» **Entries supplied**
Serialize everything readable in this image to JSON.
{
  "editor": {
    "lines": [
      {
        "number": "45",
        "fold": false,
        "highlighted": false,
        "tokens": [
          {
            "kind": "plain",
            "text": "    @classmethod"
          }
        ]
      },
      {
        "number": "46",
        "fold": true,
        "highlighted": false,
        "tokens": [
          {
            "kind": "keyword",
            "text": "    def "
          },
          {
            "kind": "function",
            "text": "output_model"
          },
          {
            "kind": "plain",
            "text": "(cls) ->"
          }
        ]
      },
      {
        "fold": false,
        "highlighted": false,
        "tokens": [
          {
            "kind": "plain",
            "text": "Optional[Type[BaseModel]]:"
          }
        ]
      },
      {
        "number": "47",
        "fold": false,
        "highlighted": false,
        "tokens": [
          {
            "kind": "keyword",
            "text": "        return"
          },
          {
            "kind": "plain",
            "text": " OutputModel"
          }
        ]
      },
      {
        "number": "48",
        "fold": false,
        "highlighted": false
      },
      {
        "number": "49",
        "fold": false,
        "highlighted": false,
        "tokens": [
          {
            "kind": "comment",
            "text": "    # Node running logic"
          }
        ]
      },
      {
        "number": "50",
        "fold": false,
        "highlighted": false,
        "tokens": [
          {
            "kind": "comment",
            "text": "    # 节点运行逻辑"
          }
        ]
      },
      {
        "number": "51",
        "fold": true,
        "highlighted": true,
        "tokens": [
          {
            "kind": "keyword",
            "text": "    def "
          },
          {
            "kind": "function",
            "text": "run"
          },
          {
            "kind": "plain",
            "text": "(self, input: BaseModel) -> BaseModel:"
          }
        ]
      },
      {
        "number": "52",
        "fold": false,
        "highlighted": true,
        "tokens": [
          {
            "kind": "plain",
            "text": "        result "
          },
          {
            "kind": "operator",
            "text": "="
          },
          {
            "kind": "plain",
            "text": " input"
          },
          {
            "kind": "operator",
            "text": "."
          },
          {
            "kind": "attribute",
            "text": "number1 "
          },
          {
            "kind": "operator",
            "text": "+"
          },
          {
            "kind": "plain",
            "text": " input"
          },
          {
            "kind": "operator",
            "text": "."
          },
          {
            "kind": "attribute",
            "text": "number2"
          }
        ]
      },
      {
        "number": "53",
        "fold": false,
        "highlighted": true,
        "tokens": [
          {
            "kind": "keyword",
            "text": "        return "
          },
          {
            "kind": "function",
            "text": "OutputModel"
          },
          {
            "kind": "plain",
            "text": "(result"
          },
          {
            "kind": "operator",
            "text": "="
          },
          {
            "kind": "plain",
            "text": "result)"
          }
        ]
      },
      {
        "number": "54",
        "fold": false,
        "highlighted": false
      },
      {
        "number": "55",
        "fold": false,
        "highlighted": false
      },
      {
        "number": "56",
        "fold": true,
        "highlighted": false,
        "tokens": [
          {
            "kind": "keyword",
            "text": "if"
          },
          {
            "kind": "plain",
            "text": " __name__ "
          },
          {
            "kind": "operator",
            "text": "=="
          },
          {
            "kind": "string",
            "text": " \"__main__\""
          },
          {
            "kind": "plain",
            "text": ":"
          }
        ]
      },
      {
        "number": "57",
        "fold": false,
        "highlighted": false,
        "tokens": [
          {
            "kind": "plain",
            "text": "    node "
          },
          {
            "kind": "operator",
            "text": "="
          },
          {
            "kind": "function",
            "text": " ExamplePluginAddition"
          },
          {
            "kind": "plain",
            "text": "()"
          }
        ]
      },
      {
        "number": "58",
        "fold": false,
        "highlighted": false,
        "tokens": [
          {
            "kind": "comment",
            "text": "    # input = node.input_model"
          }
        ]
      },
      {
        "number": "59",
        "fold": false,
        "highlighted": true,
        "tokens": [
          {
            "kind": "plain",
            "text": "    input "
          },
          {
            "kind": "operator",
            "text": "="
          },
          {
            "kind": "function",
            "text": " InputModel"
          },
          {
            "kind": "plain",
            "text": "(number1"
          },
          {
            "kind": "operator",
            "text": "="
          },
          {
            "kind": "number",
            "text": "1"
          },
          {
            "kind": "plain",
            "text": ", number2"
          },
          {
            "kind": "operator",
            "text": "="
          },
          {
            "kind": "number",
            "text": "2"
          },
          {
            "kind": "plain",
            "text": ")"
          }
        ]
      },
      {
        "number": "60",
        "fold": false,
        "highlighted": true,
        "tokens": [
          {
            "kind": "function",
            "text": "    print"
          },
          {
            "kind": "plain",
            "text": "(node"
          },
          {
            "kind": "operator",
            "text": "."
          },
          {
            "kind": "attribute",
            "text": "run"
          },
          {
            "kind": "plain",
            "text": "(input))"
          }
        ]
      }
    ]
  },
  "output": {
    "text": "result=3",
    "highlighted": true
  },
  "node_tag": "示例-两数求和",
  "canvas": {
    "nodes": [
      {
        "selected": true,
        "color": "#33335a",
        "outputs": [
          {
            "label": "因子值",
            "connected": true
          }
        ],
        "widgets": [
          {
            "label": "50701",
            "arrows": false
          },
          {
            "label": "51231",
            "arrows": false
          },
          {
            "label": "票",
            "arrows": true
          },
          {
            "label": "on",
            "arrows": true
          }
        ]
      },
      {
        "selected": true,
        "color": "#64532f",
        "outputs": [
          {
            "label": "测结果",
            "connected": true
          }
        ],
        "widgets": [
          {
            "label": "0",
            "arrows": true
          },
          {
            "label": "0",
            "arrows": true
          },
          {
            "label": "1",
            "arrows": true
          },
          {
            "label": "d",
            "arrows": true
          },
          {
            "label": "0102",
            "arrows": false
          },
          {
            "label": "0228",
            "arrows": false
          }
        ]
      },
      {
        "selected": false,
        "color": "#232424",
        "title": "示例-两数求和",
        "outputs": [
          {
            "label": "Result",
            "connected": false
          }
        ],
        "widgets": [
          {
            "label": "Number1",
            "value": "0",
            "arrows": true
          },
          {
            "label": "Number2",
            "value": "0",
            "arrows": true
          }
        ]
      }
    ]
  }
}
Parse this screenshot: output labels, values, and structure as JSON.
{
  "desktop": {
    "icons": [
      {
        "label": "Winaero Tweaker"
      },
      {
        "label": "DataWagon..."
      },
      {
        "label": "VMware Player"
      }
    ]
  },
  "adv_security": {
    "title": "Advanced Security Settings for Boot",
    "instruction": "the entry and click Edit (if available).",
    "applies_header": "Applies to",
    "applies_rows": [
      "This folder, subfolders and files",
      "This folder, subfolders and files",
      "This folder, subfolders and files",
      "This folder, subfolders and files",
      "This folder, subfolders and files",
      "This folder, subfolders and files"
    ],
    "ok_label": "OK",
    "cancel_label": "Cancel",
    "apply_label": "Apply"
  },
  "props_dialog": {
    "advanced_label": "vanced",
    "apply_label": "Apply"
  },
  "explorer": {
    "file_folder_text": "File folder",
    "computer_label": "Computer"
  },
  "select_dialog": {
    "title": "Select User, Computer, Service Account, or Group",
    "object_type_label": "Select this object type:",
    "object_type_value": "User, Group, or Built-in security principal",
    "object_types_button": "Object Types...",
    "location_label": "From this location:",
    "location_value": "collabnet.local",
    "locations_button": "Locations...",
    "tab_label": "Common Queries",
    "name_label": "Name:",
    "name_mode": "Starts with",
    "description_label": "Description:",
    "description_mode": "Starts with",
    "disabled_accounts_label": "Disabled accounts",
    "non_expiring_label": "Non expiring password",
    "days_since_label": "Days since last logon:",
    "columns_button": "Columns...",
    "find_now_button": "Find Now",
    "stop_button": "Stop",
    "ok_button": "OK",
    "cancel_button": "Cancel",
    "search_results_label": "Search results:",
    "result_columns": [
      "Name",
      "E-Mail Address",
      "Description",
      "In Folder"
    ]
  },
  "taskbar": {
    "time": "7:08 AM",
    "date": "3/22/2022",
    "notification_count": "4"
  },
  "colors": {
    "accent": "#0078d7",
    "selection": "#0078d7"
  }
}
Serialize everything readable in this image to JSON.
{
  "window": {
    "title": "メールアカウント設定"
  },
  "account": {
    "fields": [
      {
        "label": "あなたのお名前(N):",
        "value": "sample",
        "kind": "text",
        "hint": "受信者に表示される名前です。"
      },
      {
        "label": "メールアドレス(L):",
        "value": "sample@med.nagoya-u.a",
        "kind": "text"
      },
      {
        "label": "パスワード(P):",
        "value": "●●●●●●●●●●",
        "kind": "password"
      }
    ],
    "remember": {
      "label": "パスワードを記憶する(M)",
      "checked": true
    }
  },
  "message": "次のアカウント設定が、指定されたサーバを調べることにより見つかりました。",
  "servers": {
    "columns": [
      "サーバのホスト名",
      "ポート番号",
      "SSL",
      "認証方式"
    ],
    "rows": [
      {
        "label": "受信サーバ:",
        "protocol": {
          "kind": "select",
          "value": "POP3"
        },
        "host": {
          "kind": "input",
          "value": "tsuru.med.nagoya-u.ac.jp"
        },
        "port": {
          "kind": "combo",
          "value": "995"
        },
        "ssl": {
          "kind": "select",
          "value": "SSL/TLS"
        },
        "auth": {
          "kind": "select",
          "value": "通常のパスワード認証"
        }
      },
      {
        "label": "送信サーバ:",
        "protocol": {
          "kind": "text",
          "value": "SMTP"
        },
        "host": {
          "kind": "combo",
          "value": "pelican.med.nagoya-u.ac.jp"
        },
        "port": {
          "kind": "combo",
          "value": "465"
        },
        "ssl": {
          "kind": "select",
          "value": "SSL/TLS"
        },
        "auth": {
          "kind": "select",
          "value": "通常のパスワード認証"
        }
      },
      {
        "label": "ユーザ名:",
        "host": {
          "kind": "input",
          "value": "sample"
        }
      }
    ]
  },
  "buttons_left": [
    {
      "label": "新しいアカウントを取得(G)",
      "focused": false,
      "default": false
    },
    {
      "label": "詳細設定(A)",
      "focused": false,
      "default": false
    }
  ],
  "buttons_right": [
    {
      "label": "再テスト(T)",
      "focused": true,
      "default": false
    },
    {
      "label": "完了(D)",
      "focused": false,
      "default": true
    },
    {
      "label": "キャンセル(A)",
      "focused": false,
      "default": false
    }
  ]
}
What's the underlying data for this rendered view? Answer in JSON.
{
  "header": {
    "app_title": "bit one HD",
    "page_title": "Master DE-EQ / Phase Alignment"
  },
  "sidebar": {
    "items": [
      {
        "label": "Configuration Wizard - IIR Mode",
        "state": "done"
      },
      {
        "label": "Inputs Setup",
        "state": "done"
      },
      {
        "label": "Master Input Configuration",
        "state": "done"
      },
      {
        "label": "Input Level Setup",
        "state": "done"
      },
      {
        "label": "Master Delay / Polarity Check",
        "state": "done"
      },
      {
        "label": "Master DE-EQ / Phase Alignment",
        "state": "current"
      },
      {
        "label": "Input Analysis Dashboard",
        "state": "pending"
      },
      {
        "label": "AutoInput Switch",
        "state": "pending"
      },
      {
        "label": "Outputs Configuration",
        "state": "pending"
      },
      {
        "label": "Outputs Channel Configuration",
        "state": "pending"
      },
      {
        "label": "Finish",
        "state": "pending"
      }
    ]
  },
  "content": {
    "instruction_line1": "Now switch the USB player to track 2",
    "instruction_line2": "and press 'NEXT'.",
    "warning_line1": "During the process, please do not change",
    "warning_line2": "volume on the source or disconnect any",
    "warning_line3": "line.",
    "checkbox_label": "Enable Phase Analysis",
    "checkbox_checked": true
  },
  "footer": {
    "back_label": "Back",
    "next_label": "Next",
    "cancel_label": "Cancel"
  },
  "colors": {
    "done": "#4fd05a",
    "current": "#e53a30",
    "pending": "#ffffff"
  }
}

» **Goal**
Each line in the data that holds the string "Setup" should be found and copied.

» **Result**
        "label": "Inputs Setup",
        "label": "Input Level Setup",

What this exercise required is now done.